Task to carry out:
Answer these questions about the code and comment below on transposing integers with a null bitmap:
1. What type is the object that the function TransposeIntsWithNullBitmap constructs and then calls?
2. What type is the null_bitmap parameter declared as?
3. Which two callers of TransposeInts does the comment name?

Status TransposeIntsWithNullBitmap(const DataType& src_type, const DataType& dest_type,
                     const uint8_t* src, uint8_t* dest, int64_t src_offset,
                     int64_t dest_offset, int64_t length, const int32_t* transpose_map,
                     const uint8_t *null_bitmap) {
  TransposeIntsSrcWithNullBitmap transposer{src, dest, src_offset, dest_offset,
                              length, transpose_map, dest_type, null_bitmap};
  return transposer(src_type);
}
mapleFU commented 1 day ago

I mean, the internal::TransposeInts might not designed for null-inputs, so, the I think TransposeIntsWithNullBitmap is a good way, but perhaps we need to find which caller triggers this problem.

There're TransposeDictIndices and concatenate which calls TransposeInts, so i mean which caller might trigger this problem?

Material supplied:

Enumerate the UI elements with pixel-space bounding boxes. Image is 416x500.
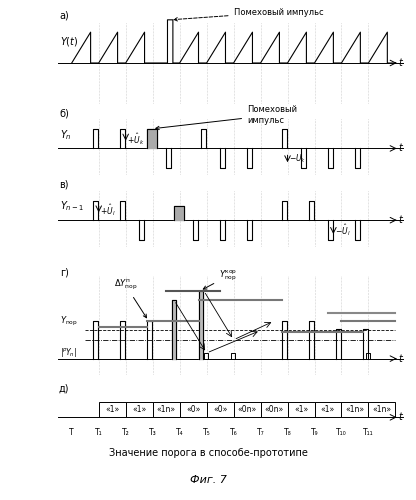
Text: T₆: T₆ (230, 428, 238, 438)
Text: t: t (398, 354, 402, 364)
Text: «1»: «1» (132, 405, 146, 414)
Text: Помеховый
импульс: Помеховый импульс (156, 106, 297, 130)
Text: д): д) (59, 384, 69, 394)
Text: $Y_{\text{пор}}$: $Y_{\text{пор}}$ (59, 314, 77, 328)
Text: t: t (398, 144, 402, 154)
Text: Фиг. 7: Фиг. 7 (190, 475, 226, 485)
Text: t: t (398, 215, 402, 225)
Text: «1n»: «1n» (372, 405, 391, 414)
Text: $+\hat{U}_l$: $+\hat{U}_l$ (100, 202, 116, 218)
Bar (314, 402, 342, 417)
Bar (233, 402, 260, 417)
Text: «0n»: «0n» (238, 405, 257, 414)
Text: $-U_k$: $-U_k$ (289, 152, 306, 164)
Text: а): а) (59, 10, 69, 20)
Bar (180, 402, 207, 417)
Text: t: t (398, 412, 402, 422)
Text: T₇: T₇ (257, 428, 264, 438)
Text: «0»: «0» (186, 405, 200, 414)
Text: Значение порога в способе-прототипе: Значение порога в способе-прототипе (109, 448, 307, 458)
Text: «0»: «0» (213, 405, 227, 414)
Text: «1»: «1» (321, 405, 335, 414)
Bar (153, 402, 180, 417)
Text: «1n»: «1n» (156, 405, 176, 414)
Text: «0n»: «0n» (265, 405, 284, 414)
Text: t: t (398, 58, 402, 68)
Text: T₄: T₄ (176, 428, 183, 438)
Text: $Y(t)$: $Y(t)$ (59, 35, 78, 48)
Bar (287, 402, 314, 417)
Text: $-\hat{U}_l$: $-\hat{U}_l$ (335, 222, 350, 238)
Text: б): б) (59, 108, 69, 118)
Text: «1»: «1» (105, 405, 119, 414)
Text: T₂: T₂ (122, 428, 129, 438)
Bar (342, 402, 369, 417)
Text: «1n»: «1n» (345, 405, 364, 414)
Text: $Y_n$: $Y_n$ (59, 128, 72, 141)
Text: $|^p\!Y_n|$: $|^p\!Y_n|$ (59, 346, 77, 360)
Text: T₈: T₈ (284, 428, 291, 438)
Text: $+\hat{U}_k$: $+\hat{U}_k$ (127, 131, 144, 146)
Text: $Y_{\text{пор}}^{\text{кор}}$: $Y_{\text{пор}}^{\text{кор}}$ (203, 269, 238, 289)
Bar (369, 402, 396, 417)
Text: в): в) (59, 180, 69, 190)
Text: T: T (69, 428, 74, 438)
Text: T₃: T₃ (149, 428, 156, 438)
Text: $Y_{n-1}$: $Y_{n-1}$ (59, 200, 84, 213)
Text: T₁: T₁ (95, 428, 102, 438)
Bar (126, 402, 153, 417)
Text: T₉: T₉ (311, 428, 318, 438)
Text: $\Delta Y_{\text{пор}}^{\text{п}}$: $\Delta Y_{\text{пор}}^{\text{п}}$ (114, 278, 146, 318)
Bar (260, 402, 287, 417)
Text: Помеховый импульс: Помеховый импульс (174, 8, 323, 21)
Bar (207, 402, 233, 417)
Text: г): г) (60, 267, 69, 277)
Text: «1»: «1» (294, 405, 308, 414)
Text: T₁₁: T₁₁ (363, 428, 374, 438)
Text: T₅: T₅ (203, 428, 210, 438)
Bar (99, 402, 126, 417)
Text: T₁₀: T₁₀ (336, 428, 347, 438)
---
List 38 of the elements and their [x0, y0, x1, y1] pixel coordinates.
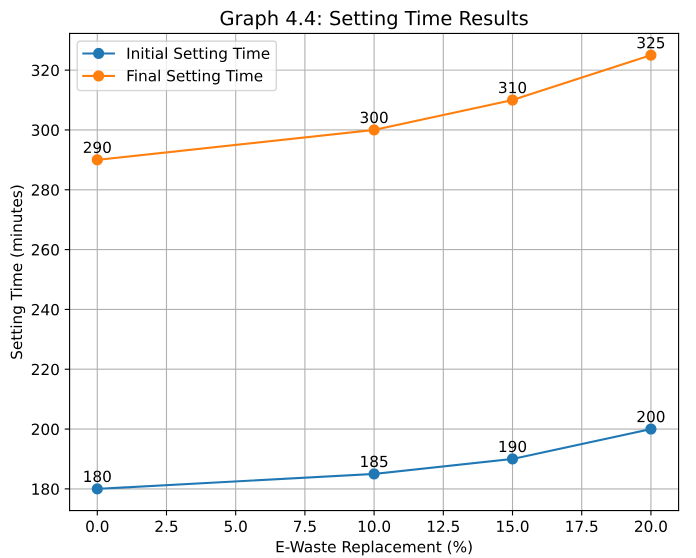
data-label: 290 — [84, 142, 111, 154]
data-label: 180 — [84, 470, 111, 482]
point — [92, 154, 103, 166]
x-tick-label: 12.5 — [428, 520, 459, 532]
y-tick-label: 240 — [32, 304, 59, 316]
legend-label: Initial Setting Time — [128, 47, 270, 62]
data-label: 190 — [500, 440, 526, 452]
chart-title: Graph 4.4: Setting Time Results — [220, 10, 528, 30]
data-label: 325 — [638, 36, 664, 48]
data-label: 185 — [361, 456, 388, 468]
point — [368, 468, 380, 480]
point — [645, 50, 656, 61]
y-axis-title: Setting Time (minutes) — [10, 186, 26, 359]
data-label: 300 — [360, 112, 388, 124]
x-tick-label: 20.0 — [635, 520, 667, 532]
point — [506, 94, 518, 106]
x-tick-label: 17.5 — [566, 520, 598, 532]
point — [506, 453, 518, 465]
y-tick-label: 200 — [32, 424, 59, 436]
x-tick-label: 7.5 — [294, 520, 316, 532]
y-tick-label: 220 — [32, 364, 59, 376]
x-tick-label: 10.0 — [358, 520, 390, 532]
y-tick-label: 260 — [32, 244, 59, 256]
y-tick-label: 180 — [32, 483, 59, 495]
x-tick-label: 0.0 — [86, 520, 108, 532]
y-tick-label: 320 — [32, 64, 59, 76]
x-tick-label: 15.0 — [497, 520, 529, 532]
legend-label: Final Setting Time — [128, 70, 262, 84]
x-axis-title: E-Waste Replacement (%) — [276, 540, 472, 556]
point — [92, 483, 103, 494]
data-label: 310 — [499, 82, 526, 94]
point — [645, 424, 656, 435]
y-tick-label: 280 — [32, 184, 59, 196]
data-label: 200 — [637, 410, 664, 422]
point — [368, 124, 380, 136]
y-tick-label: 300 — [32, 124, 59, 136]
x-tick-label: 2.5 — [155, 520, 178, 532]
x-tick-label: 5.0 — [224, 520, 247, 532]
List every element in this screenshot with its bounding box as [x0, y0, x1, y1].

Final answer:
1. TransposeIntsSrcWithNullBitmap
2. const uint8_t *
3. TransposeDictIndices and concatenate